GIVEN TEXT:
· · · ·
4 of 164 comments (clear)

  1. meh by Anonymous Coward · · Score: 5, Insightful

    It should be a requrement for people to include all of the measurments in metrics so people shouldn't be requred to dechipher how many feetsies are there in a yard and how much that is in crows wings, car tyres, pencil lenghts, cat paws etc.

    1. Re:meh by Sockatume · · Score: 5, Funny

      You really should've called them out on calling it "BC" rather than "BCE" while you were at it. What's pedantry without thoroughness?

      --
      No kidding!!! What do you say at this point?
    2. Re:meh by amicusNYCL · · Score: 5, Informative

      There's another article here, which contains this quote from the prime minister:

      This is a monument with unique features: A surrounding peribolos of 497 meters, almost a perfect circle carved in Thassos marble. The Lion of Amphipolis is 5.20 meters high; let’s imagine it as being on the top of the tomb

      That article also shows a picture with a partial glimpse of the entrance. This article from the same site has a picture of the lion, and the video down below is basically a slideshow of pictures of the tomb site. There's another article here with another exterior picture. The site of ancient Amphipolis is here, on the land surrounded by the river (you can zoom in and see the ruins of the acropolis). Based on the pictures in the articles, it looks like the tomb itself is just northeast of the site, here.
· · · ·
DATA SECTION:
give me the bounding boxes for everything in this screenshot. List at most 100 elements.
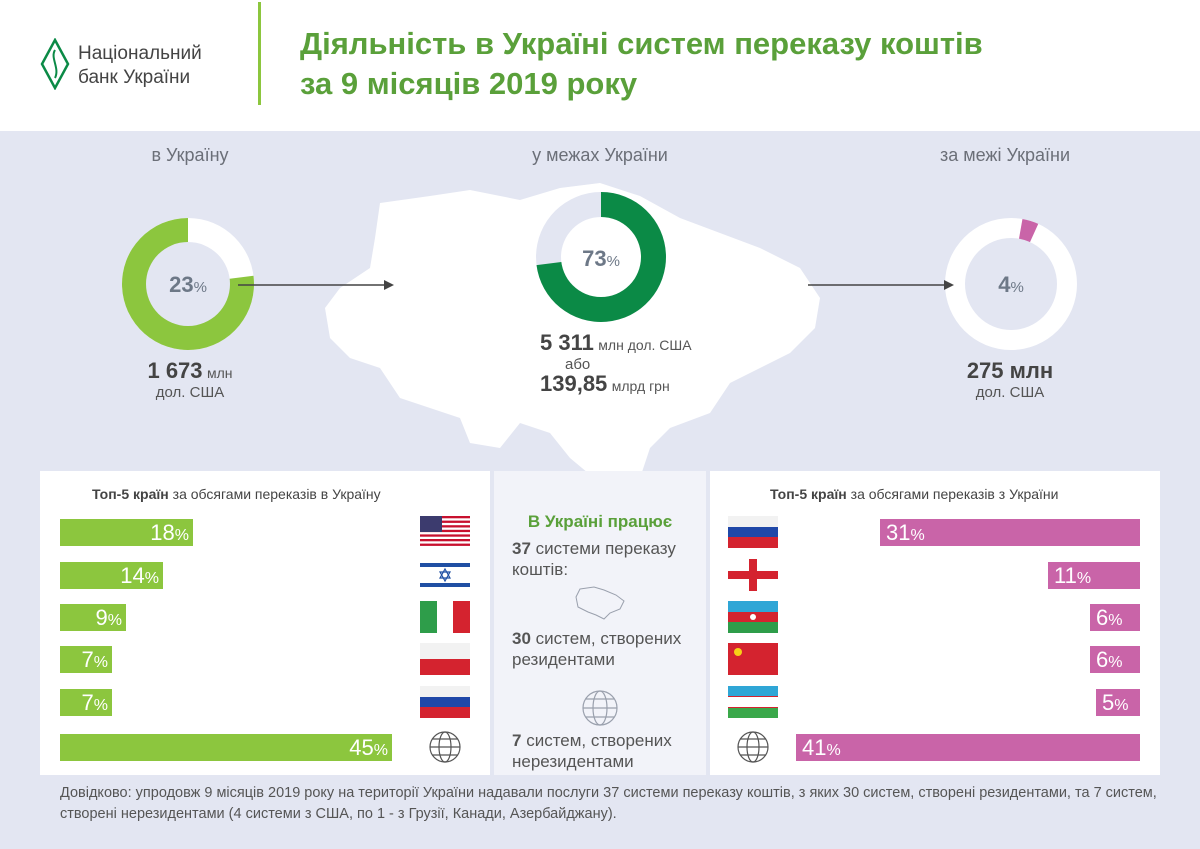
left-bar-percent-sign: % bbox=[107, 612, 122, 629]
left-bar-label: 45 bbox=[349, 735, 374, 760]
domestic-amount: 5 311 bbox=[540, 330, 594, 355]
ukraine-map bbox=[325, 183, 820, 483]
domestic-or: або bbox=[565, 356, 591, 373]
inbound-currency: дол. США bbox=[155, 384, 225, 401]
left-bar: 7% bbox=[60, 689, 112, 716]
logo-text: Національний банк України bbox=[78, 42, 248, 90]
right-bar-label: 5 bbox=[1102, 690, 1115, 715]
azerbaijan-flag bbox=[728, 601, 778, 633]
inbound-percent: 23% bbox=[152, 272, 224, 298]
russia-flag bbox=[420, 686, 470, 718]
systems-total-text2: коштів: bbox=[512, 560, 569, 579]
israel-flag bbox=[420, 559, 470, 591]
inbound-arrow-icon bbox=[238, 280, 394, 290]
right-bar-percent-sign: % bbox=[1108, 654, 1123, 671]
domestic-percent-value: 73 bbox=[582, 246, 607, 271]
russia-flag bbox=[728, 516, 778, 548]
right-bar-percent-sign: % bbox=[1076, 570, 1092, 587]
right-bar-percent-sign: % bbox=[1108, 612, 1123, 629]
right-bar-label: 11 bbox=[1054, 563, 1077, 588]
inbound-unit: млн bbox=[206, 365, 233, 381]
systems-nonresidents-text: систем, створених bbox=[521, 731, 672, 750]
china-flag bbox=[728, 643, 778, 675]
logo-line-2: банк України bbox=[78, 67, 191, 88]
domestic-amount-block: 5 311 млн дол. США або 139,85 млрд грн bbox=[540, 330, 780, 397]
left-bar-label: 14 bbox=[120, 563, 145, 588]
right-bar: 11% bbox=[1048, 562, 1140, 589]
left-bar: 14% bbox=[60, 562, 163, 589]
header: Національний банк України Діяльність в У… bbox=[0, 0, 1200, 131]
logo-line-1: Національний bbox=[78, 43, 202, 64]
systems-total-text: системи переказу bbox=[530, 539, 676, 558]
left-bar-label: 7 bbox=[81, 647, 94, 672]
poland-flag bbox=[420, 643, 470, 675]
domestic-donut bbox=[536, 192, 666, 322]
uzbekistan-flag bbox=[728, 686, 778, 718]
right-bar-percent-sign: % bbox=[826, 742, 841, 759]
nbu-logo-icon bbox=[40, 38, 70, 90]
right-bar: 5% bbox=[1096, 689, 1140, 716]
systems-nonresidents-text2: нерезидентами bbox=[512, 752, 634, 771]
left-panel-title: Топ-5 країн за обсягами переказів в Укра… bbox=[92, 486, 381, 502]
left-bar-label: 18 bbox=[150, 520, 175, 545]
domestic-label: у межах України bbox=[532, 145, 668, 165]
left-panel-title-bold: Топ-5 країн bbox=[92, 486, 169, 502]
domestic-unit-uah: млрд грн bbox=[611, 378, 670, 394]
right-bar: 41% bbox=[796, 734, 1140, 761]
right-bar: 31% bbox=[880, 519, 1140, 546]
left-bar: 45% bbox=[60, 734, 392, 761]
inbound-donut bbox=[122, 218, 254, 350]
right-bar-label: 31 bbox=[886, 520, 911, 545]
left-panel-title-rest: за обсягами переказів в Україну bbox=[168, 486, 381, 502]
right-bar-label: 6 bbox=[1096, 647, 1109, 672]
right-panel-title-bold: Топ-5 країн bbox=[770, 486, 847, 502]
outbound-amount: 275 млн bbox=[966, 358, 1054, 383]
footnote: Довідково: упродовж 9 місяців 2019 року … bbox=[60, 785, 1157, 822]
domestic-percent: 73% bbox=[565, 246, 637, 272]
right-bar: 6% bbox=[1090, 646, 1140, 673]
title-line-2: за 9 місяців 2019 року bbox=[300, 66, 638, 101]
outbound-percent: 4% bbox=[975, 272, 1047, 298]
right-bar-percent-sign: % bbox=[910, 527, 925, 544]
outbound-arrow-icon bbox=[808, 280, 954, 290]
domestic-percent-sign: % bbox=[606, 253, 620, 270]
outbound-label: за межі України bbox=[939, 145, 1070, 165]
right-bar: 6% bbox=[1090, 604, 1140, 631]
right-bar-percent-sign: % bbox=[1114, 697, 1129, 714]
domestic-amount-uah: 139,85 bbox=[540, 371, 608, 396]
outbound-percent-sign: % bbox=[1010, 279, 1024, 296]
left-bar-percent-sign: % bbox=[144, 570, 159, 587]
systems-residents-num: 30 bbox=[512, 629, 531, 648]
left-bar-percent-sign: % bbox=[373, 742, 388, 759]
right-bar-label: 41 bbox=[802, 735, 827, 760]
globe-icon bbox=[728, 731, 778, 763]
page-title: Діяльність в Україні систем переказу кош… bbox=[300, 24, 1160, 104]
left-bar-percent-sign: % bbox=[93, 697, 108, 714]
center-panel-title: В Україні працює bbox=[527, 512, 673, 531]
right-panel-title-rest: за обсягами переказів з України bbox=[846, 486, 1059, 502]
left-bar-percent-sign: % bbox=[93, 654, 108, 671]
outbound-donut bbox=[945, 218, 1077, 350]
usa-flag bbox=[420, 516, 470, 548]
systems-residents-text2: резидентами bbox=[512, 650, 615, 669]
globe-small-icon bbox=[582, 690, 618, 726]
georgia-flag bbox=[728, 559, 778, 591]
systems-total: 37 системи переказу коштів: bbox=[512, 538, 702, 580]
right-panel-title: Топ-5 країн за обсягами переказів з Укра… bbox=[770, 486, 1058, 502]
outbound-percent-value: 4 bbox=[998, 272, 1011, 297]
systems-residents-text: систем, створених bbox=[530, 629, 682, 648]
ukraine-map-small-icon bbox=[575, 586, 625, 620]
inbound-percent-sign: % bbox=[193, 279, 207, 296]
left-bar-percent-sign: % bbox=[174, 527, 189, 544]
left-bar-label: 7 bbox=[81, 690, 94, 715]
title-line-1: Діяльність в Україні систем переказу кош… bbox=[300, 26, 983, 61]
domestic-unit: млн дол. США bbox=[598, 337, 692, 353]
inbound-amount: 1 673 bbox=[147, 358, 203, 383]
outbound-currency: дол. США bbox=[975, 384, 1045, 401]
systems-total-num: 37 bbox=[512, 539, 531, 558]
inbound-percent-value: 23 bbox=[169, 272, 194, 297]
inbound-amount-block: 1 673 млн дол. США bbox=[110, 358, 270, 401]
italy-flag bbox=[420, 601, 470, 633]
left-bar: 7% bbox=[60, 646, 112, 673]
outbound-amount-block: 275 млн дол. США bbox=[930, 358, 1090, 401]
· · · ·
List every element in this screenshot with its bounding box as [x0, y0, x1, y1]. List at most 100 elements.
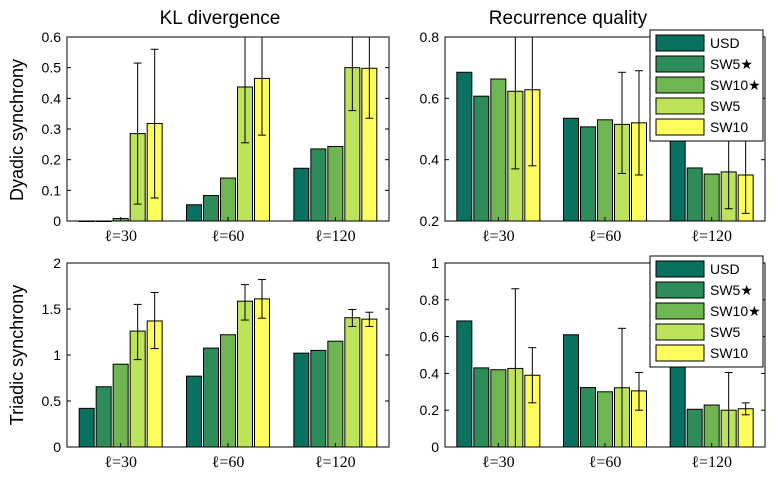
· · · ·
YOUR TASKS:
A – Write out the stretch of the comment thread from "1. meh by Anonymous" through "cat paws etc.".
B – Continue the comment thread about the Amphipolis tomb from the point where it stops.

TASK-BY-TASK RESULTS:
A –
1. meh by Anonymous Coward · · Score: 5, Insightful

    It should be a requrement for people to include all of the measurments in metrics so people shouldn't be requred to dechipher how many feetsies are there in a yard and how much that is in crows wings, car tyres, pencil lenghts, cat paws etc.

B –
      I'm not an archaeologist, I just play one on the internet.

      --
      "Our two-party system is like a bowl of shit looking at itself in a mirror." - Lewis Black
  2. Yes and no by Anonymous Coward · · Score: 5, Insightful

    It is a requirement leaving primary school to be able to do a division. it is not a requirement to know what feet or yard or stones or furlong are. When you have an international audience, it is polite to use the international measurement methods that about 95% of the world use maybe put it in parenthesis near the medieval unit. like say 500 yards (about 450 meters).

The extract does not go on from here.